_Available records_
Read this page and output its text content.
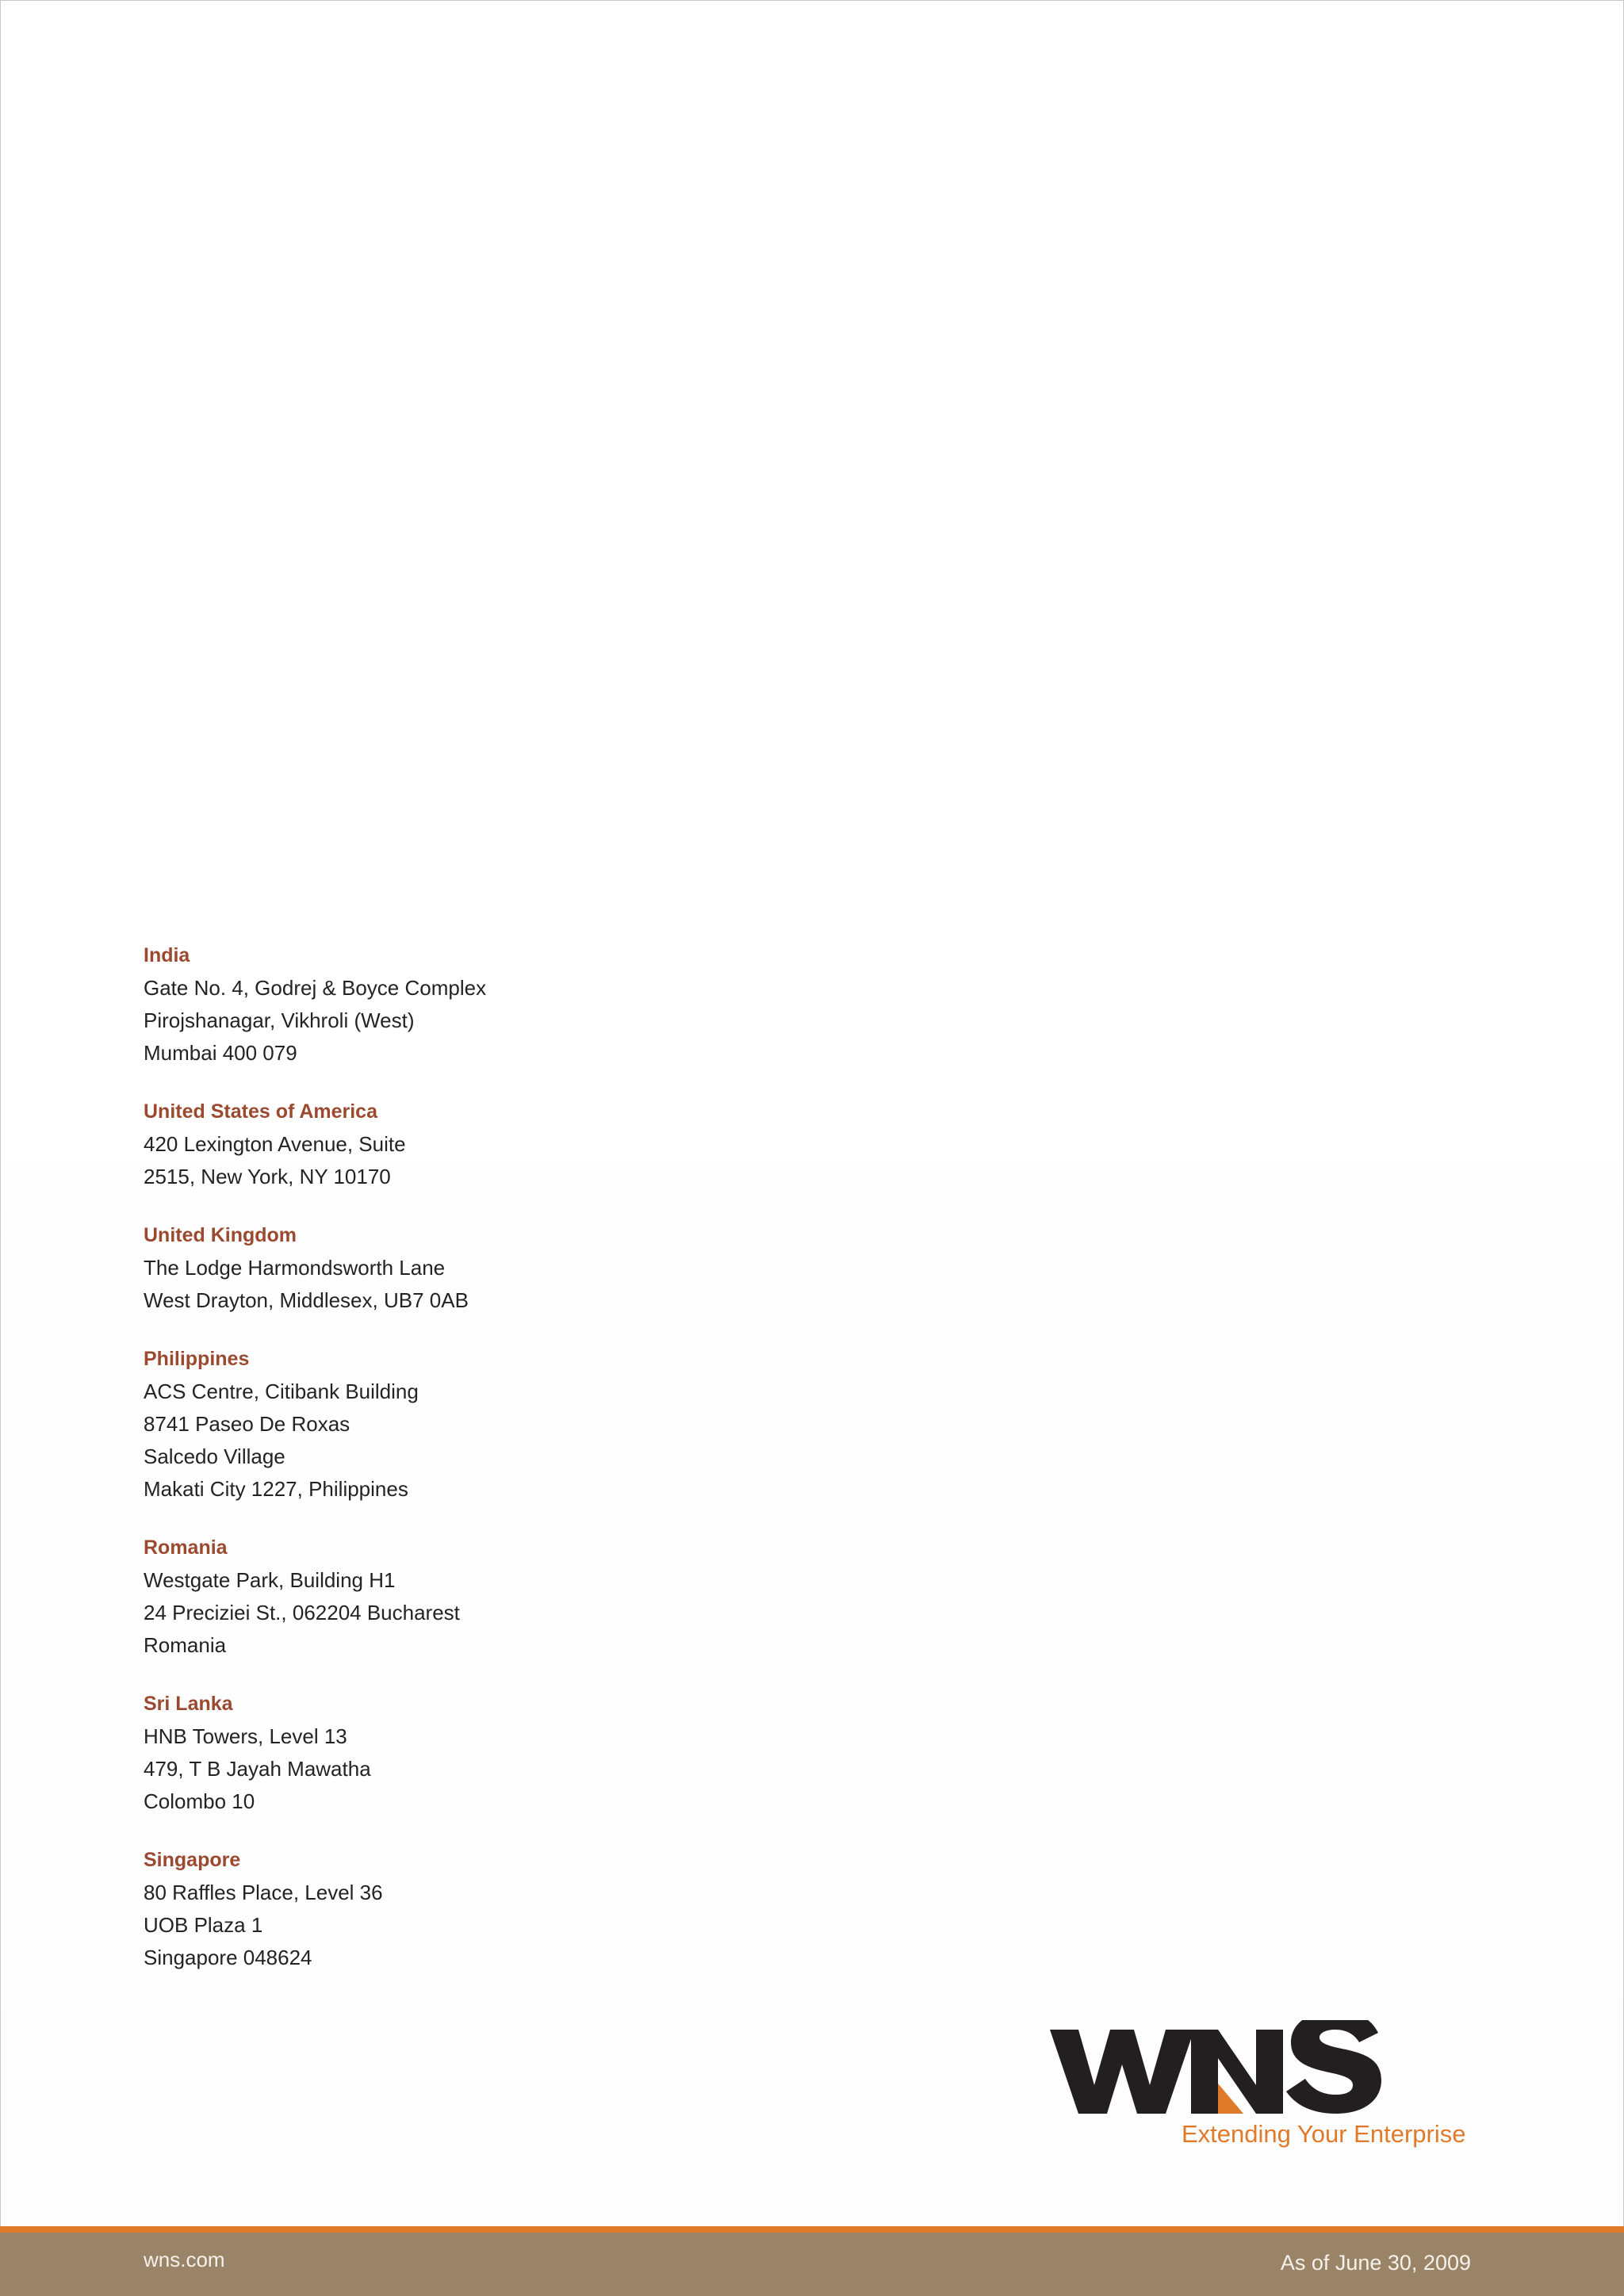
India
Gate No. 4, Godrej & Boyce Complex
Pirojshanagar, Vikhroli (West)
Mumbai 400 079
United States of America
420 Lexington Avenue, Suite
2515, New York, NY 10170
United Kingdom
The Lodge Harmondsworth Lane
West Drayton, Middlesex, UB7 0AB
Philippines
ACS Centre, Citibank Building
8741 Paseo De Roxas
Salcedo Village
Makati City 1227, Philippines
Romania
Westgate Park, Building H1
24 Preciziei St., 062204 Bucharest
Romania
Sri Lanka
HNB Towers, Level 13
479, T B Jayah Mawatha
Colombo 10
Singapore
80 Raffles Place, Level 36
UOB Plaza 1
Singapore 048624
Extending Your Enterprise
wns.com	As of June 30, 2009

_Task instructions_
Look through the listing above and count the lines where the string "United" appears. Report the number only.

_Full answer_
2